Given information:
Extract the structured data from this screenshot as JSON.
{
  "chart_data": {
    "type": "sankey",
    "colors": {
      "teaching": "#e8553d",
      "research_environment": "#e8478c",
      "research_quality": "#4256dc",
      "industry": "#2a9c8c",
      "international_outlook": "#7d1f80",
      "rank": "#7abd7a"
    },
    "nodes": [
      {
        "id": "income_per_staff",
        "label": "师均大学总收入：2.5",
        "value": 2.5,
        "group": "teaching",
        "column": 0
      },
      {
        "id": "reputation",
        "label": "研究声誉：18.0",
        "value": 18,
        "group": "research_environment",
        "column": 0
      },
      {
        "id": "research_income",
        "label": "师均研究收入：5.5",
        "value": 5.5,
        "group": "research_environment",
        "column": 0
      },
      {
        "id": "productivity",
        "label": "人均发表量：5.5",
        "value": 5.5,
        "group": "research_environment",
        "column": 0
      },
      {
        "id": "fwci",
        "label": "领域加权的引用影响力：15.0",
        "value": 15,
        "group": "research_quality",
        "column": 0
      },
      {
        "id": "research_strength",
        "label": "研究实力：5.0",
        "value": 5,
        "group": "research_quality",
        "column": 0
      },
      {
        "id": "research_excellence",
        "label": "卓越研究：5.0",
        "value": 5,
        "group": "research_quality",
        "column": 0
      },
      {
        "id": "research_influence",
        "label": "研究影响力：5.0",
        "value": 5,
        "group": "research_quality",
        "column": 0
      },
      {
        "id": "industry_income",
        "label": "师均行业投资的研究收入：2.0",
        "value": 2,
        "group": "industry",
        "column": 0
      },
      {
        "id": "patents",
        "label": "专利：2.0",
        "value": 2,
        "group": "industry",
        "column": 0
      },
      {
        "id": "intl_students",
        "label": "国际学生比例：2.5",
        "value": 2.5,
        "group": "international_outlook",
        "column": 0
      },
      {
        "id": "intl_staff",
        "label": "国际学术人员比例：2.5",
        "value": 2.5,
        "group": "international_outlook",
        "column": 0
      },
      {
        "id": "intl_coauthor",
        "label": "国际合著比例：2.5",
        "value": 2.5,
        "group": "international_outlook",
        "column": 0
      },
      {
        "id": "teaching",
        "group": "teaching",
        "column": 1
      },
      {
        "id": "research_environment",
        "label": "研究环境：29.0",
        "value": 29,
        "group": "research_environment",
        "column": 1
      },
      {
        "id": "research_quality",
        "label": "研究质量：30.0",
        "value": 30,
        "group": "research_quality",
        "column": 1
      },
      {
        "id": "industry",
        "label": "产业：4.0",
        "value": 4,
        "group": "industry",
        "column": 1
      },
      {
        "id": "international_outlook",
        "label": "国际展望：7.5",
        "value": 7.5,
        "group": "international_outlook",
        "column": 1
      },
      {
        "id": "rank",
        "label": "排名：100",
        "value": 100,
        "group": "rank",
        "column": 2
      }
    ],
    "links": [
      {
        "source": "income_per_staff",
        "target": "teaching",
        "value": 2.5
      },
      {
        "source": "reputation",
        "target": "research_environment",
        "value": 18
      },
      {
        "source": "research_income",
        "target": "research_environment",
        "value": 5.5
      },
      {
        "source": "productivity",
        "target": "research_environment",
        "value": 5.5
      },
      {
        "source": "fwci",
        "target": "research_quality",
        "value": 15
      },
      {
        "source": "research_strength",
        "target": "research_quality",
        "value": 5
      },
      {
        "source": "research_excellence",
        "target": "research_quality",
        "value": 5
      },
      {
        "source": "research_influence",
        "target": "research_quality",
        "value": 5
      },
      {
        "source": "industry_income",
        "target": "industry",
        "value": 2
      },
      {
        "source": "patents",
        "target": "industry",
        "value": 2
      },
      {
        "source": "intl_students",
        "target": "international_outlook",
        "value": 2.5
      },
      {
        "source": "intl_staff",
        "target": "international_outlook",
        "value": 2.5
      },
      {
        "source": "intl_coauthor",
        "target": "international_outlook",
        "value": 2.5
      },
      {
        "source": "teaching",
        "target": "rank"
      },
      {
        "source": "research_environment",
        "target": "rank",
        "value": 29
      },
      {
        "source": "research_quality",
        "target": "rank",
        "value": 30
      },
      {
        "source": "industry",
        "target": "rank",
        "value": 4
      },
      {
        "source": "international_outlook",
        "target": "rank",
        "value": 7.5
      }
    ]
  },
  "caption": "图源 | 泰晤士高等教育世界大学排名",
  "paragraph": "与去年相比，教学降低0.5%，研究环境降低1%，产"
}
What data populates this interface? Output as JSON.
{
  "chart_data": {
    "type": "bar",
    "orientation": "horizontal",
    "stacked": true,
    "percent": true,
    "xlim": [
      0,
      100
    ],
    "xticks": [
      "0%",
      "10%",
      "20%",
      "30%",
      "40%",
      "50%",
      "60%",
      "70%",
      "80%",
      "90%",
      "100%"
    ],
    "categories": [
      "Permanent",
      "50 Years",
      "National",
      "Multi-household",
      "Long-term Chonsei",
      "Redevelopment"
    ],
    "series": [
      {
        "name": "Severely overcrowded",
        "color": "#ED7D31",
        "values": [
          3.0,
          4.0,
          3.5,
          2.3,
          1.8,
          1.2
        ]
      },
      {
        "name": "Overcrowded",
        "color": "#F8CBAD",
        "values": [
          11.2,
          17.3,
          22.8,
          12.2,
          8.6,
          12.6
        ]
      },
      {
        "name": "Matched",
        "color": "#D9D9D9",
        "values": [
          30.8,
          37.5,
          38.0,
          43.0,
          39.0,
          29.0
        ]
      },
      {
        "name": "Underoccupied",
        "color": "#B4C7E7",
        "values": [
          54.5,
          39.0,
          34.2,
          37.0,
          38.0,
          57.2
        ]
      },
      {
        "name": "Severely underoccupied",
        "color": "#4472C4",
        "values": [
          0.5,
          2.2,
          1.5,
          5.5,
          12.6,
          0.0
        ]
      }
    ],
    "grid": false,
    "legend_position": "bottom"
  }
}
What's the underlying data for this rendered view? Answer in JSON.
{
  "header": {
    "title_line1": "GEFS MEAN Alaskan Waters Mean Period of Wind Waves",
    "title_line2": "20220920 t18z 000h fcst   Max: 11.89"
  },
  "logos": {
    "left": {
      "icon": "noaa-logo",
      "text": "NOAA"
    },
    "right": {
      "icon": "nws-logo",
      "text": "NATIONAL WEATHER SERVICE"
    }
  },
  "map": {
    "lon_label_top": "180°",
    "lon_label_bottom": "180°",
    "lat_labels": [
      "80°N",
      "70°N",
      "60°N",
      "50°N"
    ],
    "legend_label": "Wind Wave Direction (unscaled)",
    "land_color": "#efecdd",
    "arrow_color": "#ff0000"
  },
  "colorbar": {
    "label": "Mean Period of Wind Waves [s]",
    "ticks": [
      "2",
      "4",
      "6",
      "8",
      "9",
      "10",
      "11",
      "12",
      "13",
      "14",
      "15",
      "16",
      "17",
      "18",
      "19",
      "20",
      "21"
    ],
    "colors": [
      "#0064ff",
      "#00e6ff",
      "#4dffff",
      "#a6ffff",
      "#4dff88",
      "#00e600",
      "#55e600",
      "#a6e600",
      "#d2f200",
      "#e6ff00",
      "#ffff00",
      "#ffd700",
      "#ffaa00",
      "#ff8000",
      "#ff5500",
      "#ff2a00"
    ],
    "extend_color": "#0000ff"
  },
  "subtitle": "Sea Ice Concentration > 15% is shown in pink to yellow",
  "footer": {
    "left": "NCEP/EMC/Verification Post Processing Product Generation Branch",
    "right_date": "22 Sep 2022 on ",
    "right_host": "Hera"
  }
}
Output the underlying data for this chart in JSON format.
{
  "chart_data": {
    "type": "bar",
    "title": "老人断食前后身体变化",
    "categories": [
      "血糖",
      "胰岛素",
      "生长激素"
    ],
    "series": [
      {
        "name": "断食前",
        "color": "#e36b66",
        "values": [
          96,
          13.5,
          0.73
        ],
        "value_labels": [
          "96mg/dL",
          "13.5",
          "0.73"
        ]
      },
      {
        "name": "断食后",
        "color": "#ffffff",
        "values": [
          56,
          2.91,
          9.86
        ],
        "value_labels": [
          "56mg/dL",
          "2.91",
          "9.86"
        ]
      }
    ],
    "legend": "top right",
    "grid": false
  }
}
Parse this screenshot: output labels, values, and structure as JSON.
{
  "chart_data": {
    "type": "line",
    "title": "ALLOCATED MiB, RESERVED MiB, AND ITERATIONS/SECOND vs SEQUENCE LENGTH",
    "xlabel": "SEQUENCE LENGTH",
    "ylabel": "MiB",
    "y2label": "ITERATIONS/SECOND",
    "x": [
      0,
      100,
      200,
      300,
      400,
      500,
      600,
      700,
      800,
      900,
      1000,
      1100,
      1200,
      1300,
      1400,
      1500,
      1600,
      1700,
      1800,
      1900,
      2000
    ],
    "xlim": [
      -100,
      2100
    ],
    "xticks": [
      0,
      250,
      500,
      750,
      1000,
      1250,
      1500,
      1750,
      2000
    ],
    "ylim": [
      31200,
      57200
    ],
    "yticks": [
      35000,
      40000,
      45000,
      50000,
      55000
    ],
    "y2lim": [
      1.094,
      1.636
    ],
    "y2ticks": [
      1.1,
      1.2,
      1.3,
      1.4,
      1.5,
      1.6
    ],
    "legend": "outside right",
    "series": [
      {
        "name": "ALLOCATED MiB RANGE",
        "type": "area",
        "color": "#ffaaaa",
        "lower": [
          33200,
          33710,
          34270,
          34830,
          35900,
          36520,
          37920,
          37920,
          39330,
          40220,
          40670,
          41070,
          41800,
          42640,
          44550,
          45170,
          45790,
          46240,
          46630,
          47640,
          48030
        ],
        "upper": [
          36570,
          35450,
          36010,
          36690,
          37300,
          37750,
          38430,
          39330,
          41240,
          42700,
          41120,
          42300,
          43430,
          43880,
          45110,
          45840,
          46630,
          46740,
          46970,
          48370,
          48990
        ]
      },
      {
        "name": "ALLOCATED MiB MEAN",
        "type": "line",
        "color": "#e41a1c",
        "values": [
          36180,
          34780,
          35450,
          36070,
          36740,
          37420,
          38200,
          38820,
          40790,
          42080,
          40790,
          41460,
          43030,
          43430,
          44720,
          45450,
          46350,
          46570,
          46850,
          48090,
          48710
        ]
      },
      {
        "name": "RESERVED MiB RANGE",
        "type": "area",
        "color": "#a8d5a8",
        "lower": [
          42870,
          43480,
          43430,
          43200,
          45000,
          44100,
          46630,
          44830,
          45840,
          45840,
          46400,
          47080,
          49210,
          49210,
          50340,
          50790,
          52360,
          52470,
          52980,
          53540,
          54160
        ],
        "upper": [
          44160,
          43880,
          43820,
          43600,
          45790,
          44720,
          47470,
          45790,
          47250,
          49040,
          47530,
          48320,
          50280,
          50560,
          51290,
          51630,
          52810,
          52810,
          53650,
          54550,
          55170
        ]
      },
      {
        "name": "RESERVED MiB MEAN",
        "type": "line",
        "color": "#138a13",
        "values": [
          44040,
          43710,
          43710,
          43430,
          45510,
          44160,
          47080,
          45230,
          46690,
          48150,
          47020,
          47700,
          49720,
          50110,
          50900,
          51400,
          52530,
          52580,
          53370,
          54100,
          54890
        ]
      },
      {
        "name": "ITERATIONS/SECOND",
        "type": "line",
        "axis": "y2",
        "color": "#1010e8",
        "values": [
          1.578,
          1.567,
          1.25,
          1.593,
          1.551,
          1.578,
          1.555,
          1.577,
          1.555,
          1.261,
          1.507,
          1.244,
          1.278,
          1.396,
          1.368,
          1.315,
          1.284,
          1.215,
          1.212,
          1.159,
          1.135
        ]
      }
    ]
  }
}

Short problem:
State how many lines above contain the string "SEQUENCE", with no other words.

Answer for the task:
2